[START OF EXERCISE MATERIAL]

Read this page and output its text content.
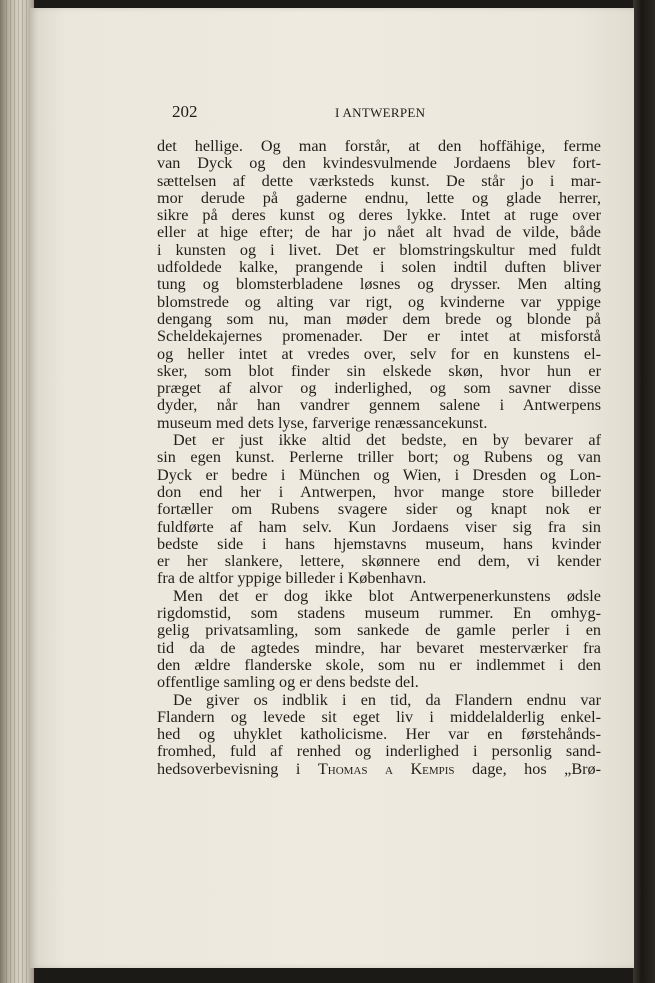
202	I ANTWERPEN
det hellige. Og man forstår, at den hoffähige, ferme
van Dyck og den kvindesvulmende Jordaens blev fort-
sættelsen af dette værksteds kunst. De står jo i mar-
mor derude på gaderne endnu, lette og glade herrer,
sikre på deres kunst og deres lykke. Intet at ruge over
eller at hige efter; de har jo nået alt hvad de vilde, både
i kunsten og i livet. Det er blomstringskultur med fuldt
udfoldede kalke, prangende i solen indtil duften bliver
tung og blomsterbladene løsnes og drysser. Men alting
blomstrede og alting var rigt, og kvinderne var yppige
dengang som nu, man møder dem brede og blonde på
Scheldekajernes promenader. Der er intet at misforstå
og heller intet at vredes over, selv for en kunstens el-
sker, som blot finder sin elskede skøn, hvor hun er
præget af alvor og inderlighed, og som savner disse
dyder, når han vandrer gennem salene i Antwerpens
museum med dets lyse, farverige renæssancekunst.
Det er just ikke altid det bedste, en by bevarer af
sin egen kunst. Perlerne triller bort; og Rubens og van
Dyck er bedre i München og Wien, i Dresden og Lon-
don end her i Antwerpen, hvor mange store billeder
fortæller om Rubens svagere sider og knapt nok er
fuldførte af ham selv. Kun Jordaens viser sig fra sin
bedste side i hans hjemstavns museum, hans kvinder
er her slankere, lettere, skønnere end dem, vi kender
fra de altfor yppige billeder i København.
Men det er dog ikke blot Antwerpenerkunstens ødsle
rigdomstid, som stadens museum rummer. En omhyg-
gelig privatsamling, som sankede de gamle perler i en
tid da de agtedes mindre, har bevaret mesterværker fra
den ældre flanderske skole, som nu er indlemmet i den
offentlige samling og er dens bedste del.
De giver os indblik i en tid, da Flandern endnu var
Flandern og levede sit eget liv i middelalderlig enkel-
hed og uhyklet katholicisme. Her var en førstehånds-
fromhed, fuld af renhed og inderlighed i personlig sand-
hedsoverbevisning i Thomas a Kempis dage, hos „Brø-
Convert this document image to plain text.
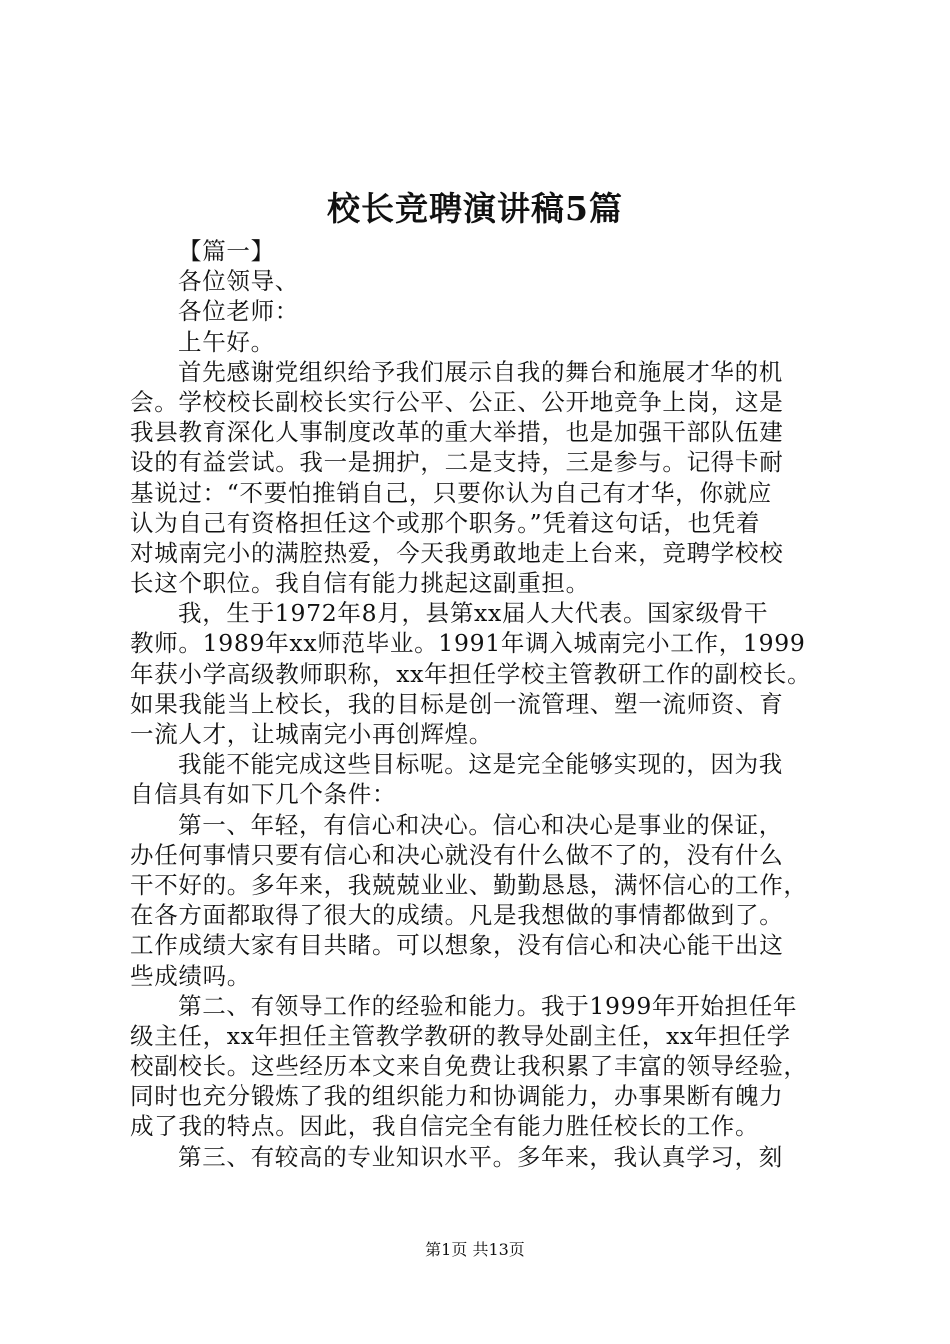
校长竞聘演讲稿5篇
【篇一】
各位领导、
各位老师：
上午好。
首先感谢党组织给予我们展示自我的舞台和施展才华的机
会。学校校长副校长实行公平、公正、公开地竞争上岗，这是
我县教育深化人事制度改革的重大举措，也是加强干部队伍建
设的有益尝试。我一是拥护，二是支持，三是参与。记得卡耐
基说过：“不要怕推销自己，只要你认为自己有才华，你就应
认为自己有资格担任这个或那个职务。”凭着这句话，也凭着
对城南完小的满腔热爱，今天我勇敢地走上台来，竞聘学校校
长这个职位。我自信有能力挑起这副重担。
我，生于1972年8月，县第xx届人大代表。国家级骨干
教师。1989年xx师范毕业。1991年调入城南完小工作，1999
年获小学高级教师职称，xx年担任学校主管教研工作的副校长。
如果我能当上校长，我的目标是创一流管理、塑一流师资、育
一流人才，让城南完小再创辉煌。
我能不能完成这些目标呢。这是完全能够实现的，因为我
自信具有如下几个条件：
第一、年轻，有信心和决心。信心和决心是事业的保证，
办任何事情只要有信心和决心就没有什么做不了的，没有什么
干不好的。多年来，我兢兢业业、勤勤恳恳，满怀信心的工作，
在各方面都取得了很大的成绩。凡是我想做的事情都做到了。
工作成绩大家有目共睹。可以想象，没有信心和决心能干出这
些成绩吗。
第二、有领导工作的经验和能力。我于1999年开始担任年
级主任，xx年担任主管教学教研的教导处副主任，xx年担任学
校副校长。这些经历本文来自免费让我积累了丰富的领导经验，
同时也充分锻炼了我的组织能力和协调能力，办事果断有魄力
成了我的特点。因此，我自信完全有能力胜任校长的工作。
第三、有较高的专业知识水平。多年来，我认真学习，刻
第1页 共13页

[END OF EXERCISE MATERIAL]

AIM OF THE EXERCISE: Go through the entries and return each line where the word "bedste" appears.

EXPECTED OUTPUT:
Det er just ikke altid det bedste, en by bevarer af
bedste side i hans hjemstavns museum, hans kvinder
offentlige samling og er dens bedste del.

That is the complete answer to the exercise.